→ **WORK TO BE COMPLETED**
Can you quote the records below in full, word for word?

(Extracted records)
----------
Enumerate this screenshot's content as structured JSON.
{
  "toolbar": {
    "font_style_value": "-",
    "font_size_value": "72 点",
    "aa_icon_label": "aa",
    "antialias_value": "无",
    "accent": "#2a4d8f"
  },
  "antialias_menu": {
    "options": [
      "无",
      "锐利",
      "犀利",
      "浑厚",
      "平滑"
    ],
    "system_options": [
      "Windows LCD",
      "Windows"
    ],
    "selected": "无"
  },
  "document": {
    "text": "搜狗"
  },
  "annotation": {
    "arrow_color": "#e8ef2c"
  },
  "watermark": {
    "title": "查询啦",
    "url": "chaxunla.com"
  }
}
----------
→ **FINAL RESULT**
Enumerate this screenshot's content as structured JSON.
{
  "toolbar": {
    "font_style_value": "-",
    "font_size_value": "72 点",
    "aa_icon_label": "aa",
    "antialias_value": "无",
    "accent": "#2a4d8f"
  },
  "antialias_menu": {
    "options": [
      "无",
      "锐利",
      "犀利",
      "浑厚",
      "平滑"
    ],
    "system_options": [
      "Windows LCD",
      "Windows"
    ],
    "selected": "无"
  },
  "document": {
    "text": "搜狗"
  },
  "annotation": {
    "arrow_color": "#e8ef2c"
  },
  "watermark": {
    "title": "查询啦",
    "url": "chaxunla.com"
  }
}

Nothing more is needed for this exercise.